>> BEGIN INPUT RECORDS

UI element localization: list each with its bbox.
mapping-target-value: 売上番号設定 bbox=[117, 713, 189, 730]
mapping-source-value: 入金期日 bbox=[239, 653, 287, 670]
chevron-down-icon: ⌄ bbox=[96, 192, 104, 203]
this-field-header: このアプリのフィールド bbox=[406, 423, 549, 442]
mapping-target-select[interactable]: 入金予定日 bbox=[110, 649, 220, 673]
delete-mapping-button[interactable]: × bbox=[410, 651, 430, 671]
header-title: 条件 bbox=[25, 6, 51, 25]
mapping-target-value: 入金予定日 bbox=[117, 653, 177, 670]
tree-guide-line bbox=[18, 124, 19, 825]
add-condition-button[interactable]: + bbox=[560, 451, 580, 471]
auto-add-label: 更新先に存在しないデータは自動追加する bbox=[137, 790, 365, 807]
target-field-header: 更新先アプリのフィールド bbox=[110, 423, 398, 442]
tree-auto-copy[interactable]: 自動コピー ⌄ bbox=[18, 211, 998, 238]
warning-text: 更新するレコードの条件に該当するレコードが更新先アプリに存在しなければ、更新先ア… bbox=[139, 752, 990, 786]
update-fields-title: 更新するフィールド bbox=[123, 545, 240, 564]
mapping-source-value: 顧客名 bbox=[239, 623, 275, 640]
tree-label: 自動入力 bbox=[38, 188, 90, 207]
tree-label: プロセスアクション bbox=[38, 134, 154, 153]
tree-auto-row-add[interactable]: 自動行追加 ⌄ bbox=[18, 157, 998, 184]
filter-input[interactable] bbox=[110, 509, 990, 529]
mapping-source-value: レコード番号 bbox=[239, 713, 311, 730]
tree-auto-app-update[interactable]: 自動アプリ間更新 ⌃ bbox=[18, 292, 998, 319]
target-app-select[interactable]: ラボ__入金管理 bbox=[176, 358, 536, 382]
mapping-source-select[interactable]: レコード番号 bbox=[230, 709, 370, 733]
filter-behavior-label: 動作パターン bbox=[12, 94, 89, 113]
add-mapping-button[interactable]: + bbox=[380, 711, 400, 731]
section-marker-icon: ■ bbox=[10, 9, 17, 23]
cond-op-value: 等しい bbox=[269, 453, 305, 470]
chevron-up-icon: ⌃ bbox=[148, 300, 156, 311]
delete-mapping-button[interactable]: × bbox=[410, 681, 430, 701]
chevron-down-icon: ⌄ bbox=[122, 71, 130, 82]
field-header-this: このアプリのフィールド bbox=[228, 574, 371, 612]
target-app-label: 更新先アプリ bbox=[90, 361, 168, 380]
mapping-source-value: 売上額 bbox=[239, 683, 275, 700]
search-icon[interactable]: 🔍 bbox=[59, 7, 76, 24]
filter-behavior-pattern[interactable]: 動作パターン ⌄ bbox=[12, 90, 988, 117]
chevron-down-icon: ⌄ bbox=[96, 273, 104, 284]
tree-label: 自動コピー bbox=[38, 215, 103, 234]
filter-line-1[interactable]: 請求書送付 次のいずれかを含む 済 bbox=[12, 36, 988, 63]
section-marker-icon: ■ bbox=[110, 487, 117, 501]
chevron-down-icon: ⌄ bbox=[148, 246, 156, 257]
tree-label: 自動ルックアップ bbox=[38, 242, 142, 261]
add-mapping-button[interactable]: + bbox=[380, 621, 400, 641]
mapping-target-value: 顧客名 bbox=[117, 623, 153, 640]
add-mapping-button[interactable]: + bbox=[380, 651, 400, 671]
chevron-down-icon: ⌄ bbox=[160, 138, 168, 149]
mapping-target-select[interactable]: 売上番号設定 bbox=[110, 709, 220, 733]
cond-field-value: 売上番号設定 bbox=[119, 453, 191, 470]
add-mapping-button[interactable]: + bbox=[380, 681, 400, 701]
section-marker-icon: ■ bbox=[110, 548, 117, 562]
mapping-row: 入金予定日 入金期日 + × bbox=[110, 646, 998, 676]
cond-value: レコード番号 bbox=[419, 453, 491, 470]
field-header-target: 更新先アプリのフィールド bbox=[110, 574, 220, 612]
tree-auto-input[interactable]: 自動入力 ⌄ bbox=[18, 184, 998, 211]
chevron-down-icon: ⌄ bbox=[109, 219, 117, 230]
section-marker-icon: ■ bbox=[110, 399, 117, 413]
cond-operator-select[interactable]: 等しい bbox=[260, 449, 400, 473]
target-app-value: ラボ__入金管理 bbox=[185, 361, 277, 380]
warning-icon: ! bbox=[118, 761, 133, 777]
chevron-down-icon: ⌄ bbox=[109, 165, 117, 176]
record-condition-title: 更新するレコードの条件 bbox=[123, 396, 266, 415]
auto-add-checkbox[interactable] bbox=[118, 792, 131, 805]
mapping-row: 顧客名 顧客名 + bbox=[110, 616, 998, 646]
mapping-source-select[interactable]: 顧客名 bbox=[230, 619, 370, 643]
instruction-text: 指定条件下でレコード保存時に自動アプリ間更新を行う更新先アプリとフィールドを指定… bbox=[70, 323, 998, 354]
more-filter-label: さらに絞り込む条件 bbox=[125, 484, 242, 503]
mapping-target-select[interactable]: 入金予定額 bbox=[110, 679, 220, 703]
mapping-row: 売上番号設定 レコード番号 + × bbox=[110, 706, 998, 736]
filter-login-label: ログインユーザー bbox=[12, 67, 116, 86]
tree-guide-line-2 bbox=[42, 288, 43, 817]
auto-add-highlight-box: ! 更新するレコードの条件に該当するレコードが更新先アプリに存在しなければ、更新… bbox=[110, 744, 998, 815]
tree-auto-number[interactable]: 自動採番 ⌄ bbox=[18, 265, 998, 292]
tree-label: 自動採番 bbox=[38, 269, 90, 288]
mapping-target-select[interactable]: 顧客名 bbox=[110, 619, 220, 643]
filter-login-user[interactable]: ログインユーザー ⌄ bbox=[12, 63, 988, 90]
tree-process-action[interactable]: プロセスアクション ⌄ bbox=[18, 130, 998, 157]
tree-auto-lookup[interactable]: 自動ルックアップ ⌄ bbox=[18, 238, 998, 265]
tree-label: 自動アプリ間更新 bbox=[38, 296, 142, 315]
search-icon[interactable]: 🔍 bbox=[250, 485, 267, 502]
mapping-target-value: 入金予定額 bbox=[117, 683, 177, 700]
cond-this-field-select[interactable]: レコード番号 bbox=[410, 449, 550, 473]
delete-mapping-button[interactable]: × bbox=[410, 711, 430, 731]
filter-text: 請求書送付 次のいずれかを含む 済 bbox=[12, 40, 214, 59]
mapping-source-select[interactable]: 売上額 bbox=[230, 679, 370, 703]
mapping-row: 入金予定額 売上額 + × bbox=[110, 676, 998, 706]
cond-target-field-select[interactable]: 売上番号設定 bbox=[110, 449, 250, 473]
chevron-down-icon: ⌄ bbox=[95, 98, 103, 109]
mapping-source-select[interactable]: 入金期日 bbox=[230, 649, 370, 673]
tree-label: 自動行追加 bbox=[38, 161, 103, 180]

>> END INPUT RECORDS

GOAL. Reproduce every line of the stored items above without any changes.

RESPONSE FOR THIS EXERCISE.
UI element localization: list each with its bbox.
mapping-target-value: 売上番号設定 bbox=[117, 713, 189, 730]
mapping-source-value: 入金期日 bbox=[239, 653, 287, 670]
chevron-down-icon: ⌄ bbox=[96, 192, 104, 203]
this-field-header: このアプリのフィールド bbox=[406, 423, 549, 442]
mapping-target-select[interactable]: 入金予定日 bbox=[110, 649, 220, 673]
delete-mapping-button[interactable]: × bbox=[410, 651, 430, 671]
header-title: 条件 bbox=[25, 6, 51, 25]
mapping-target-value: 入金予定日 bbox=[117, 653, 177, 670]
tree-guide-line bbox=[18, 124, 19, 825]
add-condition-button[interactable]: + bbox=[560, 451, 580, 471]
auto-add-label: 更新先に存在しないデータは自動追加する bbox=[137, 790, 365, 807]
target-field-header: 更新先アプリのフィールド bbox=[110, 423, 398, 442]
tree-auto-copy[interactable]: 自動コピー ⌄ bbox=[18, 211, 998, 238]
warning-text: 更新するレコードの条件に該当するレコードが更新先アプリに存在しなければ、更新先ア… bbox=[139, 752, 990, 786]
update-fields-title: 更新するフィールド bbox=[123, 545, 240, 564]
mapping-source-value: 顧客名 bbox=[239, 623, 275, 640]
tree-label: 自動入力 bbox=[38, 188, 90, 207]
tree-label: プロセスアクション bbox=[38, 134, 154, 153]
tree-auto-row-add[interactable]: 自動行追加 ⌄ bbox=[18, 157, 998, 184]
filter-input[interactable] bbox=[110, 509, 990, 529]
mapping-source-value: レコード番号 bbox=[239, 713, 311, 730]
tree-auto-app-update[interactable]: 自動アプリ間更新 ⌃ bbox=[18, 292, 998, 319]
target-app-select[interactable]: ラボ__入金管理 bbox=[176, 358, 536, 382]
mapping-source-select[interactable]: レコード番号 bbox=[230, 709, 370, 733]
filter-behavior-label: 動作パターン bbox=[12, 94, 89, 113]
add-mapping-button[interactable]: + bbox=[380, 711, 400, 731]
section-marker-icon: ■ bbox=[10, 9, 17, 23]
cond-op-value: 等しい bbox=[269, 453, 305, 470]
chevron-up-icon: ⌃ bbox=[148, 300, 156, 311]
delete-mapping-button[interactable]: × bbox=[410, 681, 430, 701]
chevron-down-icon: ⌄ bbox=[122, 71, 130, 82]
field-header-this: このアプリのフィールド bbox=[228, 574, 371, 612]
target-app-label: 更新先アプリ bbox=[90, 361, 168, 380]
mapping-source-value: 売上額 bbox=[239, 683, 275, 700]
search-icon[interactable]: 🔍 bbox=[59, 7, 76, 24]
filter-behavior-pattern[interactable]: 動作パターン ⌄ bbox=[12, 90, 988, 117]
chevron-down-icon: ⌄ bbox=[96, 273, 104, 284]
tree-label: 自動コピー bbox=[38, 215, 103, 234]
filter-line-1[interactable]: 請求書送付 次のいずれかを含む 済 bbox=[12, 36, 988, 63]
section-marker-icon: ■ bbox=[110, 487, 117, 501]
chevron-down-icon: ⌄ bbox=[148, 246, 156, 257]
tree-label: 自動ルックアップ bbox=[38, 242, 142, 261]
add-mapping-button[interactable]: + bbox=[380, 621, 400, 641]
mapping-target-value: 顧客名 bbox=[117, 623, 153, 640]
add-mapping-button[interactable]: + bbox=[380, 651, 400, 671]
chevron-down-icon: ⌄ bbox=[160, 138, 168, 149]
mapping-target-select[interactable]: 売上番号設定 bbox=[110, 709, 220, 733]
cond-field-value: 売上番号設定 bbox=[119, 453, 191, 470]
add-mapping-button[interactable]: + bbox=[380, 681, 400, 701]
section-marker-icon: ■ bbox=[110, 548, 117, 562]
mapping-row: 入金予定日 入金期日 + × bbox=[110, 646, 998, 676]
cond-value: レコード番号 bbox=[419, 453, 491, 470]
field-header-target: 更新先アプリのフィールド bbox=[110, 574, 220, 612]
tree-auto-input[interactable]: 自動入力 ⌄ bbox=[18, 184, 998, 211]
chevron-down-icon: ⌄ bbox=[109, 219, 117, 230]
section-marker-icon: ■ bbox=[110, 399, 117, 413]
cond-operator-select[interactable]: 等しい bbox=[260, 449, 400, 473]
target-app-value: ラボ__入金管理 bbox=[185, 361, 277, 380]
warning-icon: ! bbox=[118, 761, 133, 777]
chevron-down-icon: ⌄ bbox=[109, 165, 117, 176]
record-condition-title: 更新するレコードの条件 bbox=[123, 396, 266, 415]
auto-add-checkbox[interactable] bbox=[118, 792, 131, 805]
mapping-row: 顧客名 顧客名 + bbox=[110, 616, 998, 646]
mapping-source-select[interactable]: 顧客名 bbox=[230, 619, 370, 643]
instruction-text: 指定条件下でレコード保存時に自動アプリ間更新を行う更新先アプリとフィールドを指定… bbox=[70, 323, 998, 354]
more-filter-label: さらに絞り込む条件 bbox=[125, 484, 242, 503]
mapping-target-select[interactable]: 入金予定額 bbox=[110, 679, 220, 703]
mapping-row: 売上番号設定 レコード番号 + × bbox=[110, 706, 998, 736]
filter-login-label: ログインユーザー bbox=[12, 67, 116, 86]
tree-guide-line-2 bbox=[42, 288, 43, 817]
auto-add-highlight-box: ! 更新するレコードの条件に該当するレコードが更新先アプリに存在しなければ、更新… bbox=[110, 744, 998, 815]
tree-auto-number[interactable]: 自動採番 ⌄ bbox=[18, 265, 998, 292]
tree-label: 自動採番 bbox=[38, 269, 90, 288]
mapping-target-select[interactable]: 顧客名 bbox=[110, 619, 220, 643]
filter-login-user[interactable]: ログインユーザー ⌄ bbox=[12, 63, 988, 90]
tree-process-action[interactable]: プロセスアクション ⌄ bbox=[18, 130, 998, 157]
tree-auto-lookup[interactable]: 自動ルックアップ ⌄ bbox=[18, 238, 998, 265]
tree-label: 自動アプリ間更新 bbox=[38, 296, 142, 315]
search-icon[interactable]: 🔍 bbox=[250, 485, 267, 502]
mapping-target-value: 入金予定額 bbox=[117, 683, 177, 700]
cond-this-field-select[interactable]: レコード番号 bbox=[410, 449, 550, 473]
delete-mapping-button[interactable]: × bbox=[410, 711, 430, 731]
filter-text: 請求書送付 次のいずれかを含む 済 bbox=[12, 40, 214, 59]
mapping-source-select[interactable]: 売上額 bbox=[230, 679, 370, 703]
mapping-row: 入金予定額 売上額 + × bbox=[110, 676, 998, 706]
cond-target-field-select[interactable]: 売上番号設定 bbox=[110, 449, 250, 473]
chevron-down-icon: ⌄ bbox=[95, 98, 103, 109]
mapping-source-select[interactable]: 入金期日 bbox=[230, 649, 370, 673]
tree-label: 自動行追加 bbox=[38, 161, 103, 180]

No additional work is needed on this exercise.